● **TASK BRIEF**
Tell how many lines in the data below include the word "screenshot". The answer is the number only.

● **RECORD SET**
◇ ◇ ◇

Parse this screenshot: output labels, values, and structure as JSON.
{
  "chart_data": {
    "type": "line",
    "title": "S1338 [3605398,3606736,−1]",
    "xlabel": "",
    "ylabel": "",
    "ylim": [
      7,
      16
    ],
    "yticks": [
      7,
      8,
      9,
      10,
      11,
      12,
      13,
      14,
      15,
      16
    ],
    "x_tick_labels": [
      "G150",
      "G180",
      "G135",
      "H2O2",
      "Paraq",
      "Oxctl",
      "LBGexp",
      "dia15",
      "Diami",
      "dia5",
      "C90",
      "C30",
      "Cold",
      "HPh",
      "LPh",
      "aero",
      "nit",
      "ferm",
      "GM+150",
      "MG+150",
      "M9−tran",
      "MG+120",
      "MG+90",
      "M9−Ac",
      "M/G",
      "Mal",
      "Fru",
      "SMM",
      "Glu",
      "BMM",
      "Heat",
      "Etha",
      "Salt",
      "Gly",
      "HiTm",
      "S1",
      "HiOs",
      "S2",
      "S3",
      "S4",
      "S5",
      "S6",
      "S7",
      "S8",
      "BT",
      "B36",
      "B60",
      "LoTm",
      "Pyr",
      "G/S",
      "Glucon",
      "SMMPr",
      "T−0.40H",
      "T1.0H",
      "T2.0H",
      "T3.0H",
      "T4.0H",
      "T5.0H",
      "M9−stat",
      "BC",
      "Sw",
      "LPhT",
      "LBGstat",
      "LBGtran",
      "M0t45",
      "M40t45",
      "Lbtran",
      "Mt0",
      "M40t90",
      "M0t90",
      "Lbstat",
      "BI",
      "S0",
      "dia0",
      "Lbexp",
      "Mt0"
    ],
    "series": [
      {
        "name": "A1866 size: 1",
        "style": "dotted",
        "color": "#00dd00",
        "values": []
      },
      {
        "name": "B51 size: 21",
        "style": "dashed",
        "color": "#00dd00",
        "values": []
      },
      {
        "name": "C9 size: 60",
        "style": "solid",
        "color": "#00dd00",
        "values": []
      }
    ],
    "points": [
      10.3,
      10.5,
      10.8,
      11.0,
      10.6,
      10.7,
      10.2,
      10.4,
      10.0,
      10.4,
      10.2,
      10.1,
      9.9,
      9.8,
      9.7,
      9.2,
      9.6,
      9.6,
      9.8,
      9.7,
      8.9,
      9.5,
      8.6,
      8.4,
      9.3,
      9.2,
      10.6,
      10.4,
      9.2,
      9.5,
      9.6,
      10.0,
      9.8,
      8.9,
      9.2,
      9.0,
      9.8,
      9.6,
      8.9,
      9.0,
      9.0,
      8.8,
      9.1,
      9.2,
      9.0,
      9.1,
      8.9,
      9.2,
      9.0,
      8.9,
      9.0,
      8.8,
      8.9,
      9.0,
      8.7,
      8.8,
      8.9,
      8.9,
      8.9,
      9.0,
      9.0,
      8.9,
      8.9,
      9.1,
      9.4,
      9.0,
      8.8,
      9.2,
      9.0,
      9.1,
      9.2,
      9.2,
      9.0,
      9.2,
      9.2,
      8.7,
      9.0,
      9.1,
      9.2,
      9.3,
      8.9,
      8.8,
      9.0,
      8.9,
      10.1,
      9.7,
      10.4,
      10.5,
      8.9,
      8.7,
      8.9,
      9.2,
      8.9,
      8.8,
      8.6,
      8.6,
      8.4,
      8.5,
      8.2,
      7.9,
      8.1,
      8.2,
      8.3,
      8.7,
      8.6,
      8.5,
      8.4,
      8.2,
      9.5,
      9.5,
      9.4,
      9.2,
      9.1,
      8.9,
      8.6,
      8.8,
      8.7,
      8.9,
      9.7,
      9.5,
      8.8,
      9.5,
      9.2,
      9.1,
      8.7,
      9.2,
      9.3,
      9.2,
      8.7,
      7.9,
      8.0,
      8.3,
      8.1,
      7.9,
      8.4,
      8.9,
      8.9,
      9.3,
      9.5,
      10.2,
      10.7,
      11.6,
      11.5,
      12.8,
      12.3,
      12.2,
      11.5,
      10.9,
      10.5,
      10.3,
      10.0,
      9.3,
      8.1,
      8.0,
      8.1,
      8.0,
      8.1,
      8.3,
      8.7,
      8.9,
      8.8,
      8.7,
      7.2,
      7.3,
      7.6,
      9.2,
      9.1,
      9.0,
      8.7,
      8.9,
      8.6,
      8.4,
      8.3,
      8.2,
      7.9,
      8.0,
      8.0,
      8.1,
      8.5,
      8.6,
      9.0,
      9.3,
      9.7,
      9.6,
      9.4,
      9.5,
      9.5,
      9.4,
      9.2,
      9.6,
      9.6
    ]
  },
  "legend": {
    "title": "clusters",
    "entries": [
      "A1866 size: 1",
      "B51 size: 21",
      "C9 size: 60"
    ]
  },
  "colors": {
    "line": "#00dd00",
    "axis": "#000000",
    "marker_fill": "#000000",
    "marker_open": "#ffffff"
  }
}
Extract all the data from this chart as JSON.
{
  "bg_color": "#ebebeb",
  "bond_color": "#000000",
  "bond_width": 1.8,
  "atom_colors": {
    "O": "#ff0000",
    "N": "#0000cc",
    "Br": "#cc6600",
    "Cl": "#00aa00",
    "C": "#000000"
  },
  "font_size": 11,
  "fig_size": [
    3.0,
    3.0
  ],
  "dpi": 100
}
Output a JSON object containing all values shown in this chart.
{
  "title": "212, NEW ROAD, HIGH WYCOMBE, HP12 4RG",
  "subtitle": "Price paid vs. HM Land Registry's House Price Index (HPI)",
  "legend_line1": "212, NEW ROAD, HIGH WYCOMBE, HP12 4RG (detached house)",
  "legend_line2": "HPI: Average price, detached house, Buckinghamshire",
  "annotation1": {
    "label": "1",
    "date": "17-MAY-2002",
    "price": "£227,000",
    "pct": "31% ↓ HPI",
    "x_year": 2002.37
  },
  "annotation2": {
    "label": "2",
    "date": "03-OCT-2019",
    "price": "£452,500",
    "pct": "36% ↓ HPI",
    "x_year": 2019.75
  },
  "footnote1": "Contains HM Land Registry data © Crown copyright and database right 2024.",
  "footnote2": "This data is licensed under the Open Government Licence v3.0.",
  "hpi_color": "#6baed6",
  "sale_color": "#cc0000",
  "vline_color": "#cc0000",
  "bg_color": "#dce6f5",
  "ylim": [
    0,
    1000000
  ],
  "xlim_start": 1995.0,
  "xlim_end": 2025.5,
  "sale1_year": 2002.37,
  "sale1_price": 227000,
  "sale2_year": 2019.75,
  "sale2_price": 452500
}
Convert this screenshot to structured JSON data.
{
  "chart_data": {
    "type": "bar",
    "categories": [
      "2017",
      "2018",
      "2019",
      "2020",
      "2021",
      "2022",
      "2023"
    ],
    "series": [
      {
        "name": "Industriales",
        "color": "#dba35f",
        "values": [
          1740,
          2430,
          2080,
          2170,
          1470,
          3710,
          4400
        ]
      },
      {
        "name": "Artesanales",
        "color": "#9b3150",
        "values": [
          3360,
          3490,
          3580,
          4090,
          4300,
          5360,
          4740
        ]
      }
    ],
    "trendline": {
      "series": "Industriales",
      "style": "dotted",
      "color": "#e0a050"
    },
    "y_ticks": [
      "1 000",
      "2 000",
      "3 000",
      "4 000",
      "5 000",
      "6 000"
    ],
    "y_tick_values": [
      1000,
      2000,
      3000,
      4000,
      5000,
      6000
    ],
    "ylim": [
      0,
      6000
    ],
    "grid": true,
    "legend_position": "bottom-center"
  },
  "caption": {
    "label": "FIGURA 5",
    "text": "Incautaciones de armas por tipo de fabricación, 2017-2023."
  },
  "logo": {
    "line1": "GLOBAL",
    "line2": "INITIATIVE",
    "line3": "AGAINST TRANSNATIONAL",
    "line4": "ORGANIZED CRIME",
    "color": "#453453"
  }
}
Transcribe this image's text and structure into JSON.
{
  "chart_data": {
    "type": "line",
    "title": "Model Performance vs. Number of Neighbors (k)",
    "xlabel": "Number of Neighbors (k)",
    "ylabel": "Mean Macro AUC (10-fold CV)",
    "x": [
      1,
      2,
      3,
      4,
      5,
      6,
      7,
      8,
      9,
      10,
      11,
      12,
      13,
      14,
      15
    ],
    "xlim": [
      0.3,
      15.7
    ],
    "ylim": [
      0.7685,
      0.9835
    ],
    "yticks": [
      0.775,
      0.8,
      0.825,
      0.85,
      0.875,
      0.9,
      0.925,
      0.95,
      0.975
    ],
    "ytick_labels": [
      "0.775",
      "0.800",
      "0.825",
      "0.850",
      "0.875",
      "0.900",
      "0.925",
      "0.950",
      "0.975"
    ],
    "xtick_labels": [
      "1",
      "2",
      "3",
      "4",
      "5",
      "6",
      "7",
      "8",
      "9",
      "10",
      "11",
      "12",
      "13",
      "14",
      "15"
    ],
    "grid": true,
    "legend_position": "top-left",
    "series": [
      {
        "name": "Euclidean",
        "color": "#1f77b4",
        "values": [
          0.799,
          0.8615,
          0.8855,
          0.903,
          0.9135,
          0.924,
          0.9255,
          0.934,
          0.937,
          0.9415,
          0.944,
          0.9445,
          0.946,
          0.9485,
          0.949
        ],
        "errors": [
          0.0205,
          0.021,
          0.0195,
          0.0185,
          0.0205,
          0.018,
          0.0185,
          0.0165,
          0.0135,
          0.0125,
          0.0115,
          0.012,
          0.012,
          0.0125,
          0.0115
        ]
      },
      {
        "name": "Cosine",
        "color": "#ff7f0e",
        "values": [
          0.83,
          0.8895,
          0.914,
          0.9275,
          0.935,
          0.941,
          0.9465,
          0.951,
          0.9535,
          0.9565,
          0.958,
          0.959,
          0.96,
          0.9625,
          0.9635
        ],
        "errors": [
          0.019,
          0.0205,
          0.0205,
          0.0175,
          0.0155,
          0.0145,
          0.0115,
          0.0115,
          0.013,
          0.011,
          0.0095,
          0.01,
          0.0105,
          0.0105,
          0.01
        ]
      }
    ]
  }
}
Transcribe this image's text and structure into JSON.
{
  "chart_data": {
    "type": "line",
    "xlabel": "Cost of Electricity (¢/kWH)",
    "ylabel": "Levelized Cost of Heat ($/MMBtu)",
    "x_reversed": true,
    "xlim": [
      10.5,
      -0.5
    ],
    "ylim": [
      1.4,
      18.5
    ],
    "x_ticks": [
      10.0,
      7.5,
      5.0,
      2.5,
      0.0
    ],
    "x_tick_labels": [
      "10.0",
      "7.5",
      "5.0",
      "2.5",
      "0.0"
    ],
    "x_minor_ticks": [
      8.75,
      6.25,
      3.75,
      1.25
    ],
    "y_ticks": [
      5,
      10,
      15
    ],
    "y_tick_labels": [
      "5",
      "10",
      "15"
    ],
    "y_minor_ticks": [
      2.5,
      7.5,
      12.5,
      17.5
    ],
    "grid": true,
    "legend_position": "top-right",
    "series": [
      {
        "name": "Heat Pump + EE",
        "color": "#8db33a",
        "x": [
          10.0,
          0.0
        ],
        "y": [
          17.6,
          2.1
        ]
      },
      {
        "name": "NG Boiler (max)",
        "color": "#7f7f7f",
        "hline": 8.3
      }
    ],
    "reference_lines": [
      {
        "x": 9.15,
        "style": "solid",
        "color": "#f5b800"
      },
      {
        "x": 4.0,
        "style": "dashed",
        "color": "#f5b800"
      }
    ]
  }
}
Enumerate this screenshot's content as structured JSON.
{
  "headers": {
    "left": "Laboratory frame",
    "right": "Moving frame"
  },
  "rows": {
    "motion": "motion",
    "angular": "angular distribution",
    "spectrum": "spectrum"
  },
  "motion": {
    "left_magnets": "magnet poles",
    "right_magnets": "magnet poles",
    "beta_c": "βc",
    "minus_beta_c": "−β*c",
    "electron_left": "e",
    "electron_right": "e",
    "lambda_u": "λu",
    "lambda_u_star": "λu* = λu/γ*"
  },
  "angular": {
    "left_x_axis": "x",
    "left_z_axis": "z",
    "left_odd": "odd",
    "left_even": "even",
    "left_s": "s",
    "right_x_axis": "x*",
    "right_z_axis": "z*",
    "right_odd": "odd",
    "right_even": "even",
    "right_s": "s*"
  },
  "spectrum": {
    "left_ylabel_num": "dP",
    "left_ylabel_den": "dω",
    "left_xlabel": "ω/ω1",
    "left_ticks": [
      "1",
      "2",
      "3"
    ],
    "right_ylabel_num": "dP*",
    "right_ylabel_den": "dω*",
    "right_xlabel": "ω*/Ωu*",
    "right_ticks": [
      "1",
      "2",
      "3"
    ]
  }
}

◇ ◇ ◇

● **RESULT BELOW**
3